Job
All entries are to be quoted exactly; the images stay out of the copy.

Extracted records
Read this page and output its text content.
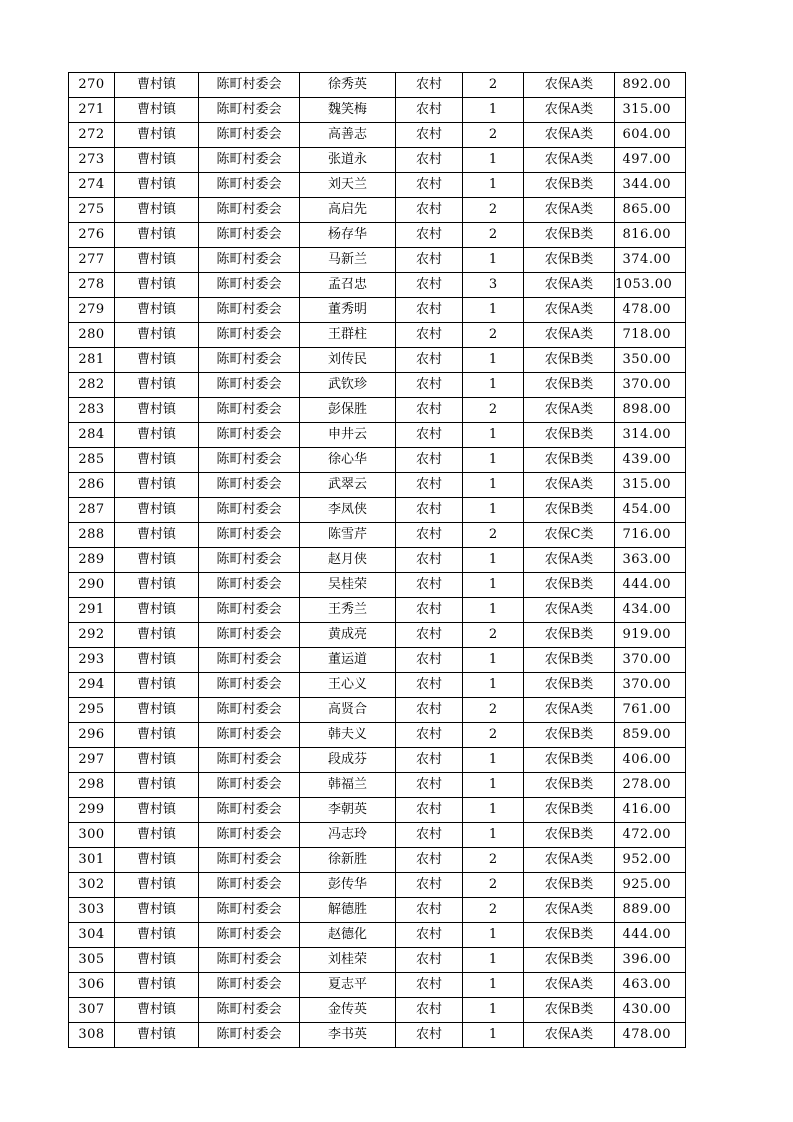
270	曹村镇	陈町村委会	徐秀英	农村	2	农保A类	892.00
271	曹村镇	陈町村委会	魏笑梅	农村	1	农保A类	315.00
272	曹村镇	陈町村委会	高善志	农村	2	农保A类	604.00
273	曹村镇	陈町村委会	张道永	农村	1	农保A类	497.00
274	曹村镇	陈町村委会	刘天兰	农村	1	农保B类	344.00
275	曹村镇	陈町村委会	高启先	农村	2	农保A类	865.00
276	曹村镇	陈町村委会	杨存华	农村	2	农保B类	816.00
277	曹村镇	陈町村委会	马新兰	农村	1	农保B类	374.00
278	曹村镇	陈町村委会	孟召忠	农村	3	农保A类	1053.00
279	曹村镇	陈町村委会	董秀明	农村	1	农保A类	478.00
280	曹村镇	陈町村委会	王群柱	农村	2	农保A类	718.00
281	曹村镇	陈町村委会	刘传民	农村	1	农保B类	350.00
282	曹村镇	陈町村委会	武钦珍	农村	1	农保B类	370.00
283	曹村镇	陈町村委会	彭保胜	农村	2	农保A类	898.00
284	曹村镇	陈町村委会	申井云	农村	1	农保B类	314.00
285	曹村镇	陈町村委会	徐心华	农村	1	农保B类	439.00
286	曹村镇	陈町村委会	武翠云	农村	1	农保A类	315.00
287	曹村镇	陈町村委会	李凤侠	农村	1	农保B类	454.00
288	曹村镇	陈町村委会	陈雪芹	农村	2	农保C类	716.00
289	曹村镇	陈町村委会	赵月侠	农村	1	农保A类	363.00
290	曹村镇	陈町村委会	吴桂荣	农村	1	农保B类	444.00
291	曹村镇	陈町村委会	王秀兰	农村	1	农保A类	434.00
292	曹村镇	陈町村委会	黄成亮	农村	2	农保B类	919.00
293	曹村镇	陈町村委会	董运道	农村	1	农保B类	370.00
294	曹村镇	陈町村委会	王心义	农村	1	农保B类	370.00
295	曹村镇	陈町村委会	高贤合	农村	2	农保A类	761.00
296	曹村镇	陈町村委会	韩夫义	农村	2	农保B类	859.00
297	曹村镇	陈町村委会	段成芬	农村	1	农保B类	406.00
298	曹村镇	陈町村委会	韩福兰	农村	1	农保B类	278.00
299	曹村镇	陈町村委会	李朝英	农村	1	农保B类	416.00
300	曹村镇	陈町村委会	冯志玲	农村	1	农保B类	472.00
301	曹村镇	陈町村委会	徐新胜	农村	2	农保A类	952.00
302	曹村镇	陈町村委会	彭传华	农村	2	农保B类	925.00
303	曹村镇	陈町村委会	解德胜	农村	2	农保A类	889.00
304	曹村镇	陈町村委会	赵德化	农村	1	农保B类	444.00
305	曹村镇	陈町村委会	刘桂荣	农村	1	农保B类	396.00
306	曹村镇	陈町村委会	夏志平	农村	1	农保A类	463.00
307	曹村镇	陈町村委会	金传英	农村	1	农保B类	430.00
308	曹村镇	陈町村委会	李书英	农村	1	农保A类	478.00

Exercise output
Read this page and output its text content.
270	曹村镇	陈町村委会	徐秀英	农村	2	农保A类	892.00
271	曹村镇	陈町村委会	魏笑梅	农村	1	农保A类	315.00
272	曹村镇	陈町村委会	高善志	农村	2	农保A类	604.00
273	曹村镇	陈町村委会	张道永	农村	1	农保A类	497.00
274	曹村镇	陈町村委会	刘天兰	农村	1	农保B类	344.00
275	曹村镇	陈町村委会	高启先	农村	2	农保A类	865.00
276	曹村镇	陈町村委会	杨存华	农村	2	农保B类	816.00
277	曹村镇	陈町村委会	马新兰	农村	1	农保B类	374.00
278	曹村镇	陈町村委会	孟召忠	农村	3	农保A类	1053.00
279	曹村镇	陈町村委会	董秀明	农村	1	农保A类	478.00
280	曹村镇	陈町村委会	王群柱	农村	2	农保A类	718.00
281	曹村镇	陈町村委会	刘传民	农村	1	农保B类	350.00
282	曹村镇	陈町村委会	武钦珍	农村	1	农保B类	370.00
283	曹村镇	陈町村委会	彭保胜	农村	2	农保A类	898.00
284	曹村镇	陈町村委会	申井云	农村	1	农保B类	314.00
285	曹村镇	陈町村委会	徐心华	农村	1	农保B类	439.00
286	曹村镇	陈町村委会	武翠云	农村	1	农保A类	315.00
287	曹村镇	陈町村委会	李凤侠	农村	1	农保B类	454.00
288	曹村镇	陈町村委会	陈雪芹	农村	2	农保C类	716.00
289	曹村镇	陈町村委会	赵月侠	农村	1	农保A类	363.00
290	曹村镇	陈町村委会	吴桂荣	农村	1	农保B类	444.00
291	曹村镇	陈町村委会	王秀兰	农村	1	农保A类	434.00
292	曹村镇	陈町村委会	黄成亮	农村	2	农保B类	919.00
293	曹村镇	陈町村委会	董运道	农村	1	农保B类	370.00
294	曹村镇	陈町村委会	王心义	农村	1	农保B类	370.00
295	曹村镇	陈町村委会	高贤合	农村	2	农保A类	761.00
296	曹村镇	陈町村委会	韩夫义	农村	2	农保B类	859.00
297	曹村镇	陈町村委会	段成芬	农村	1	农保B类	406.00
298	曹村镇	陈町村委会	韩福兰	农村	1	农保B类	278.00
299	曹村镇	陈町村委会	李朝英	农村	1	农保B类	416.00
300	曹村镇	陈町村委会	冯志玲	农村	1	农保B类	472.00
301	曹村镇	陈町村委会	徐新胜	农村	2	农保A类	952.00
302	曹村镇	陈町村委会	彭传华	农村	2	农保B类	925.00
303	曹村镇	陈町村委会	解德胜	农村	2	农保A类	889.00
304	曹村镇	陈町村委会	赵德化	农村	1	农保B类	444.00
305	曹村镇	陈町村委会	刘桂荣	农村	1	农保B类	396.00
306	曹村镇	陈町村委会	夏志平	农村	1	农保A类	463.00
307	曹村镇	陈町村委会	金传英	农村	1	农保B类	430.00
308	曹村镇	陈町村委会	李书英	农村	1	农保A类	478.00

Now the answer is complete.